◆ Your goal: All records are to be retyped faithfully and completely.

** Begin Information provided **

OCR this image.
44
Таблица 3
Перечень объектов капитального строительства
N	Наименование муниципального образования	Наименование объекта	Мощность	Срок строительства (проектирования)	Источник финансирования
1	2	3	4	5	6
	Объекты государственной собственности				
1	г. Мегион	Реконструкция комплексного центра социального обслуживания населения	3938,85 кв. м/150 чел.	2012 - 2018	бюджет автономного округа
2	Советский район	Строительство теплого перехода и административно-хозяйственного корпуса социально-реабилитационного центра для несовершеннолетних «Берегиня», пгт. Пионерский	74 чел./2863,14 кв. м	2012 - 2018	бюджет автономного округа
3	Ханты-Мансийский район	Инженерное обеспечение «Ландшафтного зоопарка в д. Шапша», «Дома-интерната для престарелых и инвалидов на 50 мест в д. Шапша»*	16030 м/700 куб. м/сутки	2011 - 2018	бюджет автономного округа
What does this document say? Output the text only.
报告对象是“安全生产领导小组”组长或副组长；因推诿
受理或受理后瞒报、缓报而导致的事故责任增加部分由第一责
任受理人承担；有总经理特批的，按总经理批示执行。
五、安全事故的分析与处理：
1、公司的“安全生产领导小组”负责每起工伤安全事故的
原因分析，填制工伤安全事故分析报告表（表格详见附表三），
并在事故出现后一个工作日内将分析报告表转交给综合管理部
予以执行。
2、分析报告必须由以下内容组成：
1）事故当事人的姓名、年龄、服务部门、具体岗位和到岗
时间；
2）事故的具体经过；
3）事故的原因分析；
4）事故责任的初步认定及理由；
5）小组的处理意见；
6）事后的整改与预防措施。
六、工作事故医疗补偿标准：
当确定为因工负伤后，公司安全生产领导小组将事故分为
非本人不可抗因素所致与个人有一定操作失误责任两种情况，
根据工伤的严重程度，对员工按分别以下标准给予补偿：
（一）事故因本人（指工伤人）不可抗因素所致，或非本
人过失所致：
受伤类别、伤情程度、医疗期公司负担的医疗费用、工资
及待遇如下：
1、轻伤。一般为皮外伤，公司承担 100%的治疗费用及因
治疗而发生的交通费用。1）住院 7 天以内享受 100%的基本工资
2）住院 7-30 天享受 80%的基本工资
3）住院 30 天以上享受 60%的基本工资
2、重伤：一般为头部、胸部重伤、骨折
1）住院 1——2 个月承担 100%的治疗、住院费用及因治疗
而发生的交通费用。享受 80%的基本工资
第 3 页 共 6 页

** End Information provided **

◆ Answer to this problem:
OCR this image.
44
Таблица 3
Перечень объектов капитального строительства
N	Наименование муниципального образования	Наименование объекта	Мощность	Срок строительства (проектирования)	Источник финансирования
1	2	3	4	5	6
	Объекты государственной собственности				
1	г. Мегион	Реконструкция комплексного центра социального обслуживания населения	3938,85 кв. м/150 чел.	2012 - 2018	бюджет автономного округа
2	Советский район	Строительство теплого перехода и административно-хозяйственного корпуса социально-реабилитационного центра для несовершеннолетних «Берегиня», пгт. Пионерский	74 чел./2863,14 кв. м	2012 - 2018	бюджет автономного округа
3	Ханты-Мансийский район	Инженерное обеспечение «Ландшафтного зоопарка в д. Шапша», «Дома-интерната для престарелых и инвалидов на 50 мест в д. Шапша»*	16030 м/700 куб. м/сутки	2011 - 2018	бюджет автономного округа
What does this document say? Output the text only.
报告对象是“安全生产领导小组”组长或副组长；因推诿
受理或受理后瞒报、缓报而导致的事故责任增加部分由第一责
任受理人承担；有总经理特批的，按总经理批示执行。
五、安全事故的分析与处理：
1、公司的“安全生产领导小组”负责每起工伤安全事故的
原因分析，填制工伤安全事故分析报告表（表格详见附表三），
并在事故出现后一个工作日内将分析报告表转交给综合管理部
予以执行。
2、分析报告必须由以下内容组成：
1）事故当事人的姓名、年龄、服务部门、具体岗位和到岗
时间；
2）事故的具体经过；
3）事故的原因分析；
4）事故责任的初步认定及理由；
5）小组的处理意见；
6）事后的整改与预防措施。
六、工作事故医疗补偿标准：
当确定为因工负伤后，公司安全生产领导小组将事故分为
非本人不可抗因素所致与个人有一定操作失误责任两种情况，
根据工伤的严重程度，对员工按分别以下标准给予补偿：
（一）事故因本人（指工伤人）不可抗因素所致，或非本
人过失所致：
受伤类别、伤情程度、医疗期公司负担的医疗费用、工资
及待遇如下：
1、轻伤。一般为皮外伤，公司承担 100%的治疗费用及因
治疗而发生的交通费用。1）住院 7 天以内享受 100%的基本工资
2）住院 7-30 天享受 80%的基本工资
3）住院 30 天以上享受 60%的基本工资
2、重伤：一般为头部、胸部重伤、骨折
1）住院 1——2 个月承担 100%的治疗、住院费用及因治疗
而发生的交通费用。享受 80%的基本工资
第 3 页 共 6 页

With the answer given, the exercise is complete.